WHAT YOU NEED TO DO:
Return every line below as is, leaving out the pictures.

RECORDS FOR THE TASK:
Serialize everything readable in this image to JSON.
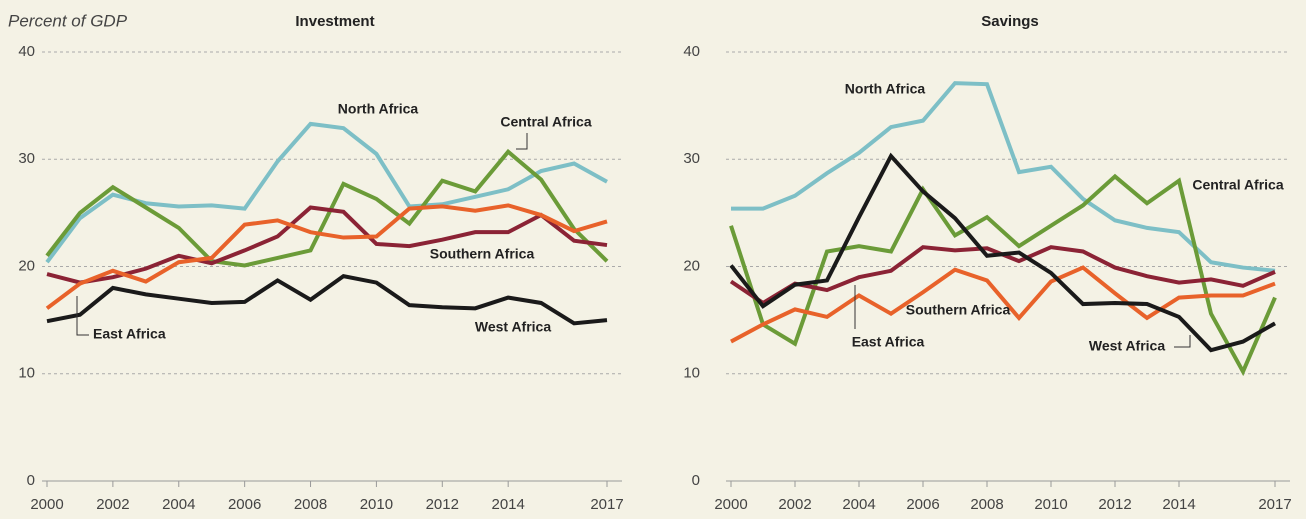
{
  "chart_data": [
    {
      "type": "line",
      "title": "Investment",
      "ylabel": "Percent of GDP",
      "x": [
        2000,
        2001,
        2002,
        2003,
        2004,
        2005,
        2006,
        2007,
        2008,
        2009,
        2010,
        2011,
        2012,
        2013,
        2014,
        2015,
        2016,
        2017
      ],
      "xlim": [
        2000,
        2017
      ],
      "xticks": [
        2000,
        2002,
        2004,
        2006,
        2008,
        2010,
        2012,
        2014,
        2017
      ],
      "ylim": [
        0,
        40
      ],
      "yticks": [
        0,
        10,
        20,
        30,
        40
      ],
      "grid": true,
      "series": [
        {
          "name": "North Africa",
          "color": "#7dbfc6",
          "values": [
            20.4,
            24.5,
            26.7,
            25.9,
            25.6,
            25.7,
            25.4,
            29.8,
            33.3,
            32.9,
            30.5,
            25.6,
            25.8,
            26.5,
            27.2,
            28.9,
            29.6,
            27.9
          ]
        },
        {
          "name": "Central Africa",
          "color": "#6b9b38",
          "values": [
            21.0,
            25.0,
            27.4,
            25.5,
            23.6,
            20.5,
            20.1,
            20.8,
            21.5,
            27.7,
            26.3,
            24.0,
            28.0,
            27.0,
            30.7,
            28.1,
            23.5,
            20.5
          ]
        },
        {
          "name": "Southern Africa",
          "color": "#8b2335",
          "values": [
            19.3,
            18.5,
            19.0,
            19.8,
            21.0,
            20.3,
            21.5,
            22.8,
            25.5,
            25.1,
            22.1,
            21.9,
            22.5,
            23.2,
            23.2,
            24.8,
            22.4,
            22.0
          ]
        },
        {
          "name": "East Africa",
          "color": "#e8622a",
          "values": [
            16.1,
            18.4,
            19.6,
            18.6,
            20.4,
            20.8,
            23.9,
            24.3,
            23.2,
            22.7,
            22.8,
            25.4,
            25.6,
            25.2,
            25.7,
            24.8,
            23.3,
            24.2
          ]
        },
        {
          "name": "West Africa",
          "color": "#1a1a1a",
          "values": [
            14.9,
            15.5,
            18.0,
            17.4,
            17.0,
            16.6,
            16.7,
            18.7,
            16.9,
            19.1,
            18.5,
            16.4,
            16.2,
            16.1,
            17.1,
            16.6,
            14.7,
            15.0
          ]
        }
      ]
    },
    {
      "type": "line",
      "title": "Savings",
      "x": [
        2000,
        2001,
        2002,
        2003,
        2004,
        2005,
        2006,
        2007,
        2008,
        2009,
        2010,
        2011,
        2012,
        2013,
        2014,
        2015,
        2016,
        2017
      ],
      "xlim": [
        2000,
        2017
      ],
      "xticks": [
        2000,
        2002,
        2004,
        2006,
        2008,
        2010,
        2012,
        2014,
        2017
      ],
      "ylim": [
        0,
        40
      ],
      "yticks": [
        0,
        10,
        20,
        30,
        40
      ],
      "grid": true,
      "series": [
        {
          "name": "North Africa",
          "color": "#7dbfc6",
          "values": [
            25.4,
            25.4,
            26.6,
            28.7,
            30.6,
            33.0,
            33.6,
            37.1,
            37.0,
            28.8,
            29.3,
            26.3,
            24.3,
            23.6,
            23.2,
            20.4,
            19.9,
            19.6
          ]
        },
        {
          "name": "Central Africa",
          "color": "#6b9b38",
          "values": [
            23.8,
            14.6,
            12.8,
            21.4,
            21.9,
            21.4,
            27.2,
            22.9,
            24.6,
            21.9,
            23.8,
            25.7,
            28.4,
            25.9,
            28.0,
            15.6,
            10.2,
            17.1
          ]
        },
        {
          "name": "Southern Africa",
          "color": "#8b2335",
          "values": [
            18.6,
            16.6,
            18.4,
            17.8,
            19.0,
            19.6,
            21.8,
            21.5,
            21.7,
            20.5,
            21.8,
            21.4,
            19.9,
            19.1,
            18.5,
            18.8,
            18.2,
            19.5
          ]
        },
        {
          "name": "East Africa",
          "color": "#e8622a",
          "values": [
            13.0,
            14.6,
            16.0,
            15.3,
            17.3,
            15.6,
            17.6,
            19.7,
            18.7,
            15.2,
            18.6,
            19.9,
            17.5,
            15.2,
            17.1,
            17.3,
            17.3,
            18.4
          ]
        },
        {
          "name": "West Africa",
          "color": "#1a1a1a",
          "values": [
            20.1,
            16.3,
            18.3,
            18.7,
            24.6,
            30.3,
            27.0,
            24.5,
            21.0,
            21.3,
            19.4,
            16.5,
            16.6,
            16.5,
            15.3,
            12.2,
            13.0,
            14.7
          ]
        }
      ]
    }
  ]
}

TASK ANSWER:
Serialize everything readable in this image to JSON.
{
  "chart_data": [
    {
      "type": "line",
      "title": "Investment",
      "ylabel": "Percent of GDP",
      "x": [
        2000,
        2001,
        2002,
        2003,
        2004,
        2005,
        2006,
        2007,
        2008,
        2009,
        2010,
        2011,
        2012,
        2013,
        2014,
        2015,
        2016,
        2017
      ],
      "xlim": [
        2000,
        2017
      ],
      "xticks": [
        2000,
        2002,
        2004,
        2006,
        2008,
        2010,
        2012,
        2014,
        2017
      ],
      "ylim": [
        0,
        40
      ],
      "yticks": [
        0,
        10,
        20,
        30,
        40
      ],
      "grid": true,
      "series": [
        {
          "name": "North Africa",
          "color": "#7dbfc6",
          "values": [
            20.4,
            24.5,
            26.7,
            25.9,
            25.6,
            25.7,
            25.4,
            29.8,
            33.3,
            32.9,
            30.5,
            25.6,
            25.8,
            26.5,
            27.2,
            28.9,
            29.6,
            27.9
          ]
        },
        {
          "name": "Central Africa",
          "color": "#6b9b38",
          "values": [
            21.0,
            25.0,
            27.4,
            25.5,
            23.6,
            20.5,
            20.1,
            20.8,
            21.5,
            27.7,
            26.3,
            24.0,
            28.0,
            27.0,
            30.7,
            28.1,
            23.5,
            20.5
          ]
        },
        {
          "name": "Southern Africa",
          "color": "#8b2335",
          "values": [
            19.3,
            18.5,
            19.0,
            19.8,
            21.0,
            20.3,
            21.5,
            22.8,
            25.5,
            25.1,
            22.1,
            21.9,
            22.5,
            23.2,
            23.2,
            24.8,
            22.4,
            22.0
          ]
        },
        {
          "name": "East Africa",
          "color": "#e8622a",
          "values": [
            16.1,
            18.4,
            19.6,
            18.6,
            20.4,
            20.8,
            23.9,
            24.3,
            23.2,
            22.7,
            22.8,
            25.4,
            25.6,
            25.2,
            25.7,
            24.8,
            23.3,
            24.2
          ]
        },
        {
          "name": "West Africa",
          "color": "#1a1a1a",
          "values": [
            14.9,
            15.5,
            18.0,
            17.4,
            17.0,
            16.6,
            16.7,
            18.7,
            16.9,
            19.1,
            18.5,
            16.4,
            16.2,
            16.1,
            17.1,
            16.6,
            14.7,
            15.0
          ]
        }
      ]
    },
    {
      "type": "line",
      "title": "Savings",
      "x": [
        2000,
        2001,
        2002,
        2003,
        2004,
        2005,
        2006,
        2007,
        2008,
        2009,
        2010,
        2011,
        2012,
        2013,
        2014,
        2015,
        2016,
        2017
      ],
      "xlim": [
        2000,
        2017
      ],
      "xticks": [
        2000,
        2002,
        2004,
        2006,
        2008,
        2010,
        2012,
        2014,
        2017
      ],
      "ylim": [
        0,
        40
      ],
      "yticks": [
        0,
        10,
        20,
        30,
        40
      ],
      "grid": true,
      "series": [
        {
          "name": "North Africa",
          "color": "#7dbfc6",
          "values": [
            25.4,
            25.4,
            26.6,
            28.7,
            30.6,
            33.0,
            33.6,
            37.1,
            37.0,
            28.8,
            29.3,
            26.3,
            24.3,
            23.6,
            23.2,
            20.4,
            19.9,
            19.6
          ]
        },
        {
          "name": "Central Africa",
          "color": "#6b9b38",
          "values": [
            23.8,
            14.6,
            12.8,
            21.4,
            21.9,
            21.4,
            27.2,
            22.9,
            24.6,
            21.9,
            23.8,
            25.7,
            28.4,
            25.9,
            28.0,
            15.6,
            10.2,
            17.1
          ]
        },
        {
          "name": "Southern Africa",
          "color": "#8b2335",
          "values": [
            18.6,
            16.6,
            18.4,
            17.8,
            19.0,
            19.6,
            21.8,
            21.5,
            21.7,
            20.5,
            21.8,
            21.4,
            19.9,
            19.1,
            18.5,
            18.8,
            18.2,
            19.5
          ]
        },
        {
          "name": "East Africa",
          "color": "#e8622a",
          "values": [
            13.0,
            14.6,
            16.0,
            15.3,
            17.3,
            15.6,
            17.6,
            19.7,
            18.7,
            15.2,
            18.6,
            19.9,
            17.5,
            15.2,
            17.1,
            17.3,
            17.3,
            18.4
          ]
        },
        {
          "name": "West Africa",
          "color": "#1a1a1a",
          "values": [
            20.1,
            16.3,
            18.3,
            18.7,
            24.6,
            30.3,
            27.0,
            24.5,
            21.0,
            21.3,
            19.4,
            16.5,
            16.6,
            16.5,
            15.3,
            12.2,
            13.0,
            14.7
          ]
        }
      ]
    }
  ]
}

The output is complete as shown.